**SET EXERCISE**
The records that follow must be repeated verbatim, every one of them.

**LISTING**
%%
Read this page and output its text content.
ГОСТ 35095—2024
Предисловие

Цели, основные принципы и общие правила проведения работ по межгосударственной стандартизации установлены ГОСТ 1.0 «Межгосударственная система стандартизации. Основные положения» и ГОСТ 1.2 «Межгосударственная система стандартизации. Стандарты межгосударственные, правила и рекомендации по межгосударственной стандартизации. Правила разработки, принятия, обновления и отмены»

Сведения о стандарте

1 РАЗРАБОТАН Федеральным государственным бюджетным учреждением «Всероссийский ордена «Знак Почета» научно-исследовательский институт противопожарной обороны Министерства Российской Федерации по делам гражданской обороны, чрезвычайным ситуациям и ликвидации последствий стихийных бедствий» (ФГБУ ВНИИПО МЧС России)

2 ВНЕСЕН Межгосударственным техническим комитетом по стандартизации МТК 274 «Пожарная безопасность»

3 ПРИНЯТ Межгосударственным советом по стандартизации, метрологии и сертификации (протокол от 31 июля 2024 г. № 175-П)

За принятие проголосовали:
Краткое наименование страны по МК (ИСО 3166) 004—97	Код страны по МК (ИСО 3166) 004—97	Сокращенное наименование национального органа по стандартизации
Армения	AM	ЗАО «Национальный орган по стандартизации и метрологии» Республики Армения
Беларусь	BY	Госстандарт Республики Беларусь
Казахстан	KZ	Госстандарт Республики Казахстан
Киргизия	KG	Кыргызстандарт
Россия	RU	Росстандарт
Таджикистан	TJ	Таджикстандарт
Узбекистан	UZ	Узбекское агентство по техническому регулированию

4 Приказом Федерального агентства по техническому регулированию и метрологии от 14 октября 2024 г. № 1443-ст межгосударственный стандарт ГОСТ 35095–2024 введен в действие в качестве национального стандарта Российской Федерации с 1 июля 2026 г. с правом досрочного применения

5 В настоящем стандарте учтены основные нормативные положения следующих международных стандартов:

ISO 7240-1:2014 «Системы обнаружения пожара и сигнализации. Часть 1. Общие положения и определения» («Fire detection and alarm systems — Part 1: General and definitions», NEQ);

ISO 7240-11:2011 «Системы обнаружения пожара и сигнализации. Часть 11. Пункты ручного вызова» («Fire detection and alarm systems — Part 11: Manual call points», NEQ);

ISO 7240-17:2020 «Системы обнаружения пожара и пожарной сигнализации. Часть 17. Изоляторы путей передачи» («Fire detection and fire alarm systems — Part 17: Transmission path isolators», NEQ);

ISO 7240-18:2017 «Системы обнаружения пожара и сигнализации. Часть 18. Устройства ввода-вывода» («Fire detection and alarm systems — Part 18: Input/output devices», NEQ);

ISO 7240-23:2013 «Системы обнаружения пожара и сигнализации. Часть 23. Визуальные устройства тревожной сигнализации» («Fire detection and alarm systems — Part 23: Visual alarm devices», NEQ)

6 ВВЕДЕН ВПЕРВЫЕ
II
%%
**COMPLETED EXERCISE**
Read this page and output its text content.
ГОСТ 35095—2024
Предисловие

Цели, основные принципы и общие правила проведения работ по межгосударственной стандартизации установлены ГОСТ 1.0 «Межгосударственная система стандартизации. Основные положения» и ГОСТ 1.2 «Межгосударственная система стандартизации. Стандарты межгосударственные, правила и рекомендации по межгосударственной стандартизации. Правила разработки, принятия, обновления и отмены»

Сведения о стандарте

1 РАЗРАБОТАН Федеральным государственным бюджетным учреждением «Всероссийский ордена «Знак Почета» научно-исследовательский институт противопожарной обороны Министерства Российской Федерации по делам гражданской обороны, чрезвычайным ситуациям и ликвидации последствий стихийных бедствий» (ФГБУ ВНИИПО МЧС России)

2 ВНЕСЕН Межгосударственным техническим комитетом по стандартизации МТК 274 «Пожарная безопасность»

3 ПРИНЯТ Межгосударственным советом по стандартизации, метрологии и сертификации (протокол от 31 июля 2024 г. № 175-П)

За принятие проголосовали:
Краткое наименование страны по МК (ИСО 3166) 004—97	Код страны по МК (ИСО 3166) 004—97	Сокращенное наименование национального органа по стандартизации
Армения	AM	ЗАО «Национальный орган по стандартизации и метрологии» Республики Армения
Беларусь	BY	Госстандарт Республики Беларусь
Казахстан	KZ	Госстандарт Республики Казахстан
Киргизия	KG	Кыргызстандарт
Россия	RU	Росстандарт
Таджикистан	TJ	Таджикстандарт
Узбекистан	UZ	Узбекское агентство по техническому регулированию

4 Приказом Федерального агентства по техническому регулированию и метрологии от 14 октября 2024 г. № 1443-ст межгосударственный стандарт ГОСТ 35095–2024 введен в действие в качестве национального стандарта Российской Федерации с 1 июля 2026 г. с правом досрочного применения

5 В настоящем стандарте учтены основные нормативные положения следующих международных стандартов:

ISO 7240-1:2014 «Системы обнаружения пожара и сигнализации. Часть 1. Общие положения и определения» («Fire detection and alarm systems — Part 1: General and definitions», NEQ);

ISO 7240-11:2011 «Системы обнаружения пожара и сигнализации. Часть 11. Пункты ручного вызова» («Fire detection and alarm systems — Part 11: Manual call points», NEQ);

ISO 7240-17:2020 «Системы обнаружения пожара и пожарной сигнализации. Часть 17. Изоляторы путей передачи» («Fire detection and fire alarm systems — Part 17: Transmission path isolators», NEQ);

ISO 7240-18:2017 «Системы обнаружения пожара и сигнализации. Часть 18. Устройства ввода-вывода» («Fire detection and alarm systems — Part 18: Input/output devices», NEQ);

ISO 7240-23:2013 «Системы обнаружения пожара и сигнализации. Часть 23. Визуальные устройства тревожной сигнализации» («Fire detection and alarm systems — Part 23: Visual alarm devices», NEQ)

6 ВВЕДЕН ВПЕРВЫЕ
II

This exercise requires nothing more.